Text passage.

★ ★ ★ ★

I'm refreshing my memory about some python features that I didn't get yet, I'm learning from this python tutorial and there's an example that I don't fully understand. It's about a decorator counting calls to a function, here's the code:
def call_counter(func):
def helper(x):
helper.calls += 1
return func(x)
helper.calls = 0
return helper
#call_counter
def succ(x):
return x + 1
if __name__ == '__main__':
print(succ.calls)
for i in range(10):
print(succ(i))
print(succ.calls)
What I don't get here is why do we increment the calls of the function wrapper (helper.calls += 1) instead of the function calls itself, and why does it actually working?
The important thing to remember about decorators is that a decorator is a function that takes a function as an argument, and returns yet another function. The returned value - yet another function - is what will be called when the name of the original function is invoked.
This model can be very simple:
def my_decorator(fn):
print("Decorator was called")
return fn
In this case, the returned function is the same as the passed-in function. But that's usually not what you do. Usually, you return either a completely different function, or you return a function that somehow chains or wraps the original function.
In your example, which is a very common model, you have an inner function that is returned:
def helper(x):
helper.calls += 1
return func(x)
This inner function calls the original function (return func(x)) but it also increments the calls counter.
This inner function is being inserted as a "replacement" for whatever function is being decorated. So when your module foo.succ() function is looked up, the result is a reference to the inner helper function returned by the decorator. That function increments the call counter and then calls the originally-defined succ function.
When you decorate a function you "substitute" you're function with the wrapper.
In this example, after the decoration, when you call succ you are actually calling helper. So if you are counting calls you have to increase the helper calls.
You can check that once you decorate a function the name is binded tho the wrapper by checking the attribute _name_ of the decorated function:
def call_counter(func):
def helper(*args, **kwargs):
helper.calls += 1
print(helper.calls)
return func(*args, **kwargs)
helper.calls = 0
return helper
#call_counter
def succ(x):
return x + 1
succ(0)

★ ★ ★ ★

Stored data.
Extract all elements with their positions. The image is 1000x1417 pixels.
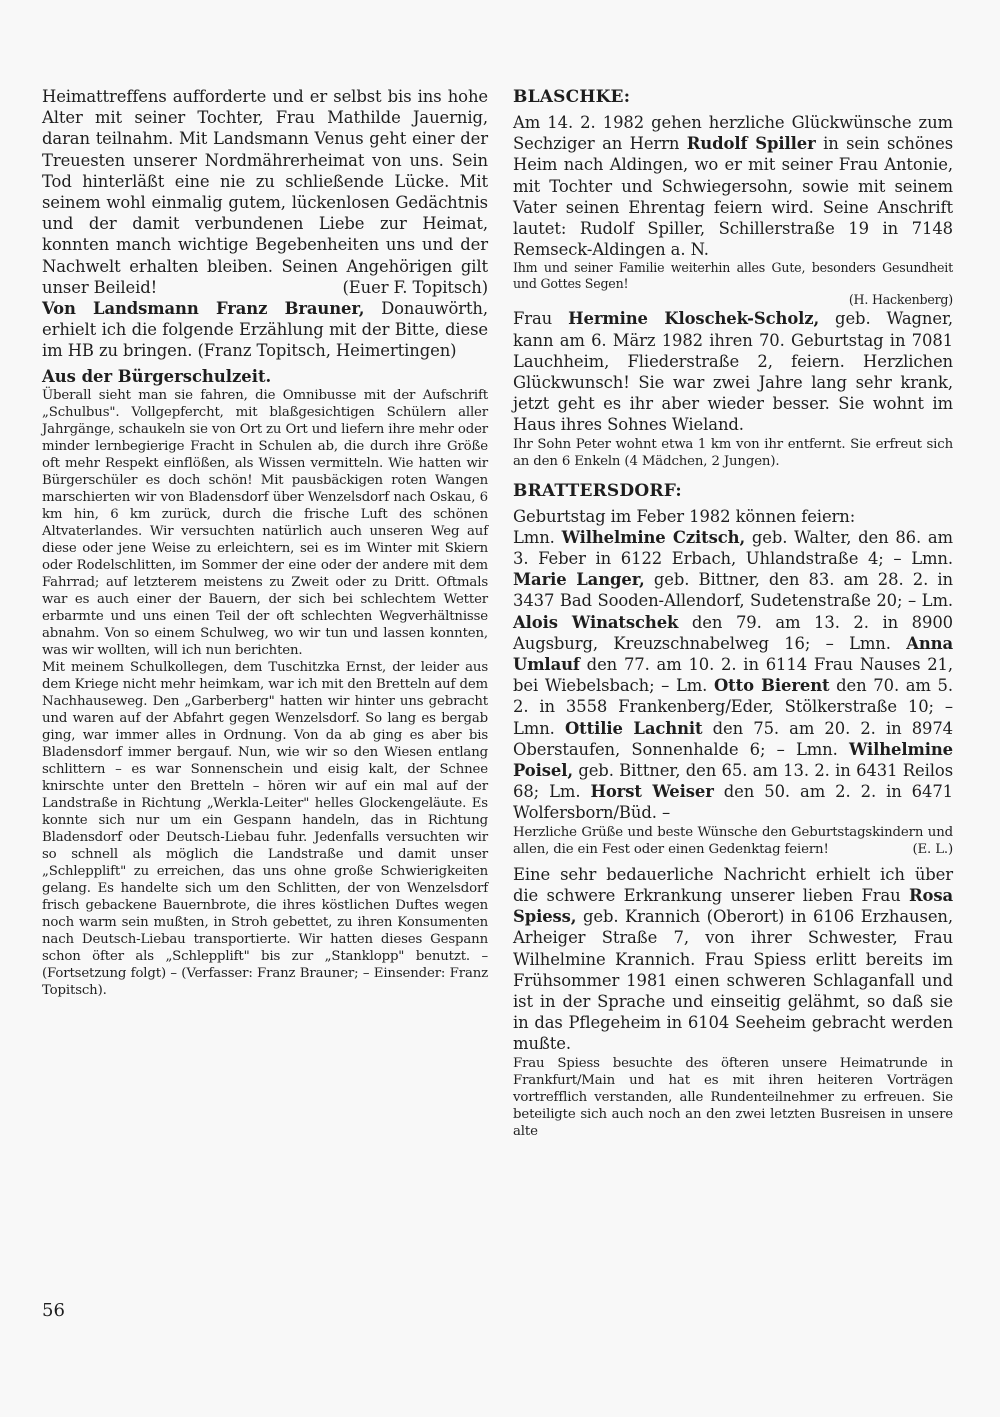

★ ★ ★ ★

Instructions.
1. Answer these about the decorator thread, one line each:
(a) What does a decorator take as an argument, and what does it return?
(b) What does my_decorator print in the simple model?
(c) After decoration, which function runs when succ is called?
2. Please sum up the decorator thread in two sentences.
3. Write what comes next in the decorator thread, picking up right after its final line.
The lines have no connection to the decorator thread.

Final answers.
1.
(a) It takes a function as an argument and returns yet another function.
(b) "Decorator was called"
(c) helper

2. A poster working through a Python tutorial asks why a call-counting decorator increments helper.calls rather than a count on the function itself, and why this works. The replies explain that a decorator returns another function that replaces the original, so calling succ actually calls the inner helper, which increments the counter and then calls the originally defined succ.

3.
>>> 1
succ(1)
>>> 2
print(succ.__name__)
>>> 'helper'
print(succ.calls)
>>> 2
Example with Class Decorator
When you decorate a function with the Class Decorator, every function has its own call_count. This is simplicity of OOP. Every time CallCountDecorator object is called, it will increase its own call_count attribute and print it.
class CallCountDecorator:
"""
A decorator that will count and print how many times the decorated function was called
"""
def __init__(self, inline_func):
self.call_count = 0
self.inline_func = inline_func
def __call__(self, *args, **kwargs):
self.call_count += 1
self._print_call_count()
return self.inline_func(*args, **kwargs)
def _print_call_count(self):
print(f"The {self.inline_func.__name__} called {self.call_count} times")
#CallCountDecorator
def function():
pass
#CallCountDecorator
def function2(a, b):
pass
if __name__ == "__main__":
function()
function2(1, b=2)
function()
function2(a=2, b=3)
function2(0, 1)
# OUTPUT
# --------------
# The function called 1 times
# The function2 called 1 times
# The function called 2 times
# The function2 called 2 times
# The function2 called 3 times
What I don't get here is why do we increment the calls of the function wrapper (helper.calls += 1) instead of the function calls itself, and why does it actually working?
I think to make it a generically useful decorator. You could do this
def succ(x):
succ.calls += 1
return x + 1
if __name__ == '__main__':
succ.calls = 0
print(succ.calls)
for i in range(10):
print(succ(i))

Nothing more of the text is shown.